Problem:
Keep the pictures out of the copy and repeat the records exactly.

Dataset records:
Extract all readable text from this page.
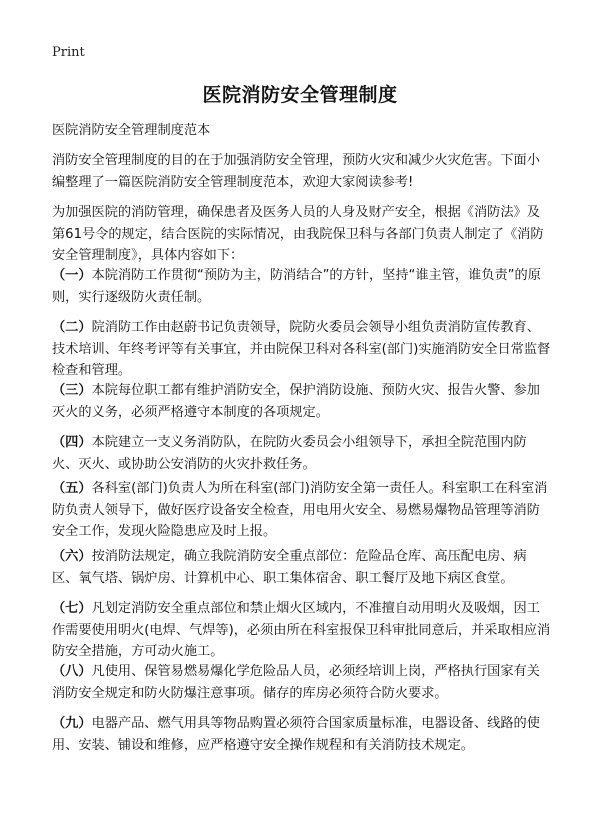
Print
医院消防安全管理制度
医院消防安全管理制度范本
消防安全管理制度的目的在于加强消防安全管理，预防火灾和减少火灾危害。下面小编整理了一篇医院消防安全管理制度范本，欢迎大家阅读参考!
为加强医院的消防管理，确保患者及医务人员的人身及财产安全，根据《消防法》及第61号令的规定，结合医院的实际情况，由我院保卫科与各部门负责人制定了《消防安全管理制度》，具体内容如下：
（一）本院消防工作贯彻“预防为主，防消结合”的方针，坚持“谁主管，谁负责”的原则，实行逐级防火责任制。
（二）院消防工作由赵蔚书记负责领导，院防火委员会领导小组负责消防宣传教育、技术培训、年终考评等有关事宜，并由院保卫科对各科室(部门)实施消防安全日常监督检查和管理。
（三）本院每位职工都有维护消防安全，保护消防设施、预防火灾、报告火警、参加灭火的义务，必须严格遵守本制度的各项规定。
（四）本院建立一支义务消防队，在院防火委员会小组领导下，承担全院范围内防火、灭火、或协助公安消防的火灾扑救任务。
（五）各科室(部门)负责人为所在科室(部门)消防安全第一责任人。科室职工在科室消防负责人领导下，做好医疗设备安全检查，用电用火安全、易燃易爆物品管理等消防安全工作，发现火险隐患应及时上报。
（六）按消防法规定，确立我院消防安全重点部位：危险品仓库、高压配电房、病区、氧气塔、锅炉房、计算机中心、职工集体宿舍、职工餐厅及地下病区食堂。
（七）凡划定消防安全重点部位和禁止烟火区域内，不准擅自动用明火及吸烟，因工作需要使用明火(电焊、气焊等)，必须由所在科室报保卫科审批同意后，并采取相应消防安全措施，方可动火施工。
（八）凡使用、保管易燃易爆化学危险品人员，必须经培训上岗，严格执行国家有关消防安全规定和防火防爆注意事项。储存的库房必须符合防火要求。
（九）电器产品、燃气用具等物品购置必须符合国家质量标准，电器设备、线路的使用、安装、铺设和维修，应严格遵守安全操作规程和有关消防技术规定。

Full answer:
Extract all readable text from this page.
Print
医院消防安全管理制度
医院消防安全管理制度范本
消防安全管理制度的目的在于加强消防安全管理，预防火灾和减少火灾危害。下面小编整理了一篇医院消防安全管理制度范本，欢迎大家阅读参考!
为加强医院的消防管理，确保患者及医务人员的人身及财产安全，根据《消防法》及第61号令的规定，结合医院的实际情况，由我院保卫科与各部门负责人制定了《消防安全管理制度》，具体内容如下：
（一）本院消防工作贯彻“预防为主，防消结合”的方针，坚持“谁主管，谁负责”的原则，实行逐级防火责任制。
（二）院消防工作由赵蔚书记负责领导，院防火委员会领导小组负责消防宣传教育、技术培训、年终考评等有关事宜，并由院保卫科对各科室(部门)实施消防安全日常监督检查和管理。
（三）本院每位职工都有维护消防安全，保护消防设施、预防火灾、报告火警、参加灭火的义务，必须严格遵守本制度的各项规定。
（四）本院建立一支义务消防队，在院防火委员会小组领导下，承担全院范围内防火、灭火、或协助公安消防的火灾扑救任务。
（五）各科室(部门)负责人为所在科室(部门)消防安全第一责任人。科室职工在科室消防负责人领导下，做好医疗设备安全检查，用电用火安全、易燃易爆物品管理等消防安全工作，发现火险隐患应及时上报。
（六）按消防法规定，确立我院消防安全重点部位：危险品仓库、高压配电房、病区、氧气塔、锅炉房、计算机中心、职工集体宿舍、职工餐厅及地下病区食堂。
（七）凡划定消防安全重点部位和禁止烟火区域内，不准擅自动用明火及吸烟，因工作需要使用明火(电焊、气焊等)，必须由所在科室报保卫科审批同意后，并采取相应消防安全措施，方可动火施工。
（八）凡使用、保管易燃易爆化学危险品人员，必须经培训上岗，严格执行国家有关消防安全规定和防火防爆注意事项。储存的库房必须符合防火要求。
（九）电器产品、燃气用具等物品购置必须符合国家质量标准，电器设备、线路的使用、安装、铺设和维修，应严格遵守安全操作规程和有关消防技术规定。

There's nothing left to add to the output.